▶ **Texte source**:

==*==

On doit autre chose encore aux économistes, si, les premiers, ils ont bien compris que l’arbitraire ou le caprice du législateur ne saurait aller à l’encontre des lois qui gouvernent l’évolution des sociétés. L’humanité n’est pas une argile dont la plasticité puisse docilement revêtir toutes les formes qu’un faiseur d’utopies essaiera de lui imposer, et nous sommes soumis à des nécessités dont nous ne pouvons éluder l’autorité contraignante qu’à la condition de commencer par nous y soumettre. C’est à Montesquieu que l’on fait généralement honneur d’avoir posé, si je puis ainsi dire, ce déterminisme historique. La vérité est qu’il n’a guère fait que l’entrevoir, et la conclusion dernière à tirer de son Esprit des Lois serait tout aussi bien, si l’on le voulait, que les hommes sont les maîtres des lois qui les régissent. Les lois du passé, celles du Latium ou du Malabar, de la Grèce ou de Bornéo, sont l’œuvre des circonstances, mais les lois de l’avenir, celles de la cité future, étant l’œuvre du calcul et de la raison, le seront donc aussi de notre liberté : voilà proprement ce qu’enseigne Montesquieu.

==*==

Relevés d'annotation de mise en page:
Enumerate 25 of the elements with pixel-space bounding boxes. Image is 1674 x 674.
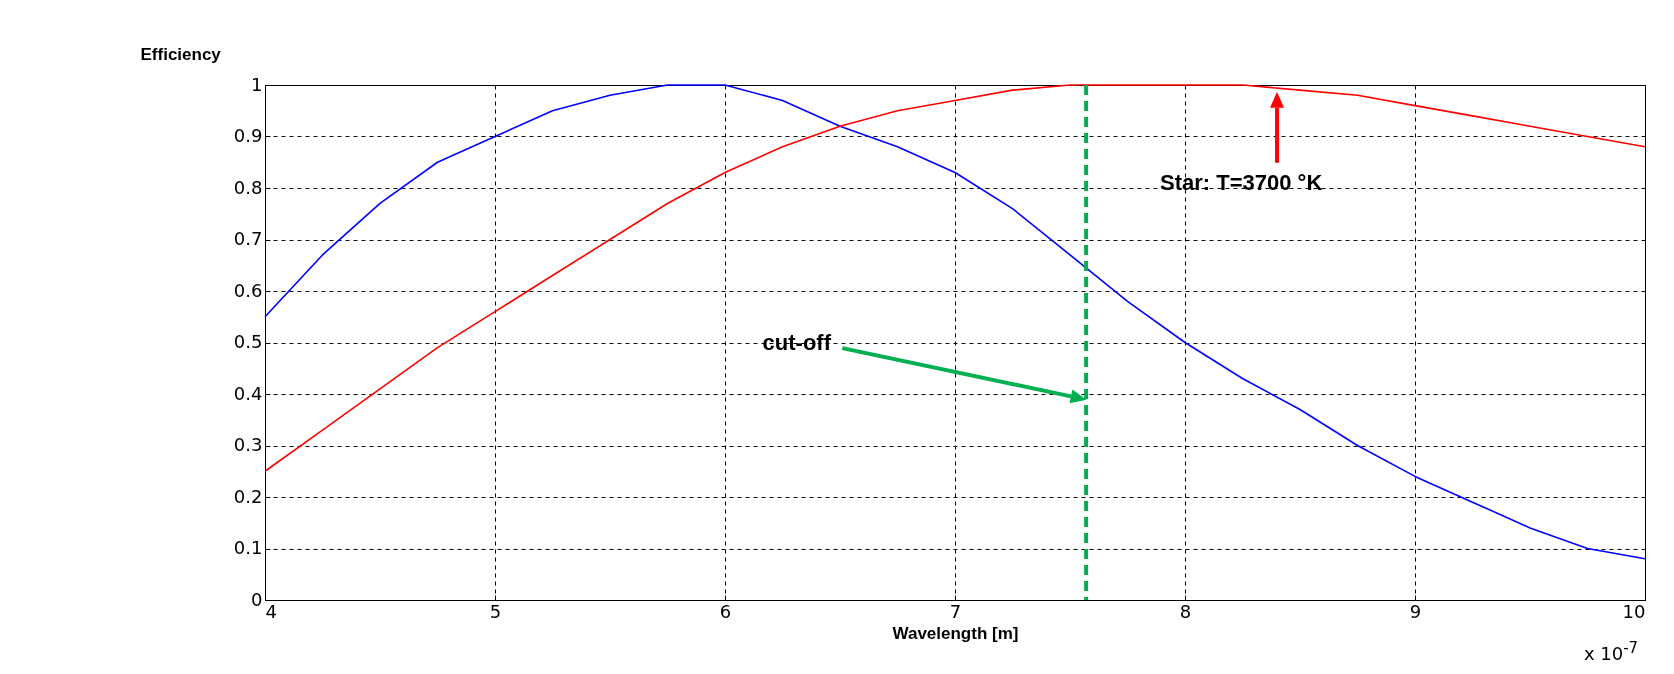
x-tick-label: 9 — [1409, 600, 1422, 622]
annotation: Star: T=3700 °K — [1160, 170, 1323, 197]
y-tick-label: 0 — [251, 588, 263, 610]
y-tick-label: 0.6 — [233, 279, 263, 301]
line-series — [264, 84, 1646, 473]
x-tick-label: 10 — [1622, 600, 1646, 622]
y-tick-label: 0.3 — [233, 434, 263, 455]
y-tick-label: 0.8 — [233, 176, 263, 198]
annotation: cut-off — [762, 330, 832, 356]
line-series — [264, 84, 1646, 560]
x-tick-label: 6 — [719, 600, 732, 622]
y-tick-label: 0.1 — [233, 537, 263, 558]
x-tick-label: 4 — [265, 600, 277, 622]
text: x 10$^{-7}$ — [1583, 639, 1639, 665]
y-tick-label: 0.5 — [233, 331, 263, 352]
y-axis-title: Efficiency — [140, 44, 222, 64]
x-axis-title: Wavelength [m] — [892, 623, 1019, 643]
y-tick-label: 0.2 — [233, 485, 263, 507]
x-tick-label: 7 — [949, 600, 962, 622]
y-tick-label: 0.4 — [233, 382, 263, 404]
y-tick-label: 0.9 — [233, 125, 263, 146]
x-tick-label: 5 — [489, 600, 502, 622]
x-tick-label: 8 — [1179, 600, 1192, 622]
y-tick-label: 0.7 — [233, 228, 263, 249]
y-tick-label: 1 — [251, 73, 263, 95]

==*==

▶ **Actions demandées**:
a. Résume le texte source en deux phrases.
b. Convertis en liste numérotée la partie des entrées qui s'ouvre avec la ligne contenant « x-tick-label: 9 — [1409, 600, 1422, 622] » et se termine avec la ligne contenant « x-tick-label: 10 — [1622, 600, 1646, 622] ».
Ces entrées n'ont aucun rapport avec le texte source.

▶ **Réponses**:
a. Les économistes ont compris les premiers que l'arbitraire du législateur ne saurait aller contre les lois qui gouvernent l'évolution des sociétés, car l'humanité n'est pas une argile qui prendrait toutes les formes voulues par un faiseur d'utopies. On attribue généralement ce déterminisme historique à Montesquieu, mais il n'a guère fait que l'entrevoir, puisqu'il enseigne que les lois de l'avenir, œuvre du calcul et de la raison, seront aussi l'œuvre de notre liberté.

b.
1. x-tick-label: 9 — [1409, 600, 1422, 622]
2. annotation: Star: T=3700 °K — [1160, 170, 1323, 197]
3. y-tick-label: 0 — [251, 588, 263, 610]
4. y-tick-label: 0.6 — [233, 279, 263, 301]
5. line-series — [264, 84, 1646, 473]
6. x-tick-label: 10 — [1622, 600, 1646, 622]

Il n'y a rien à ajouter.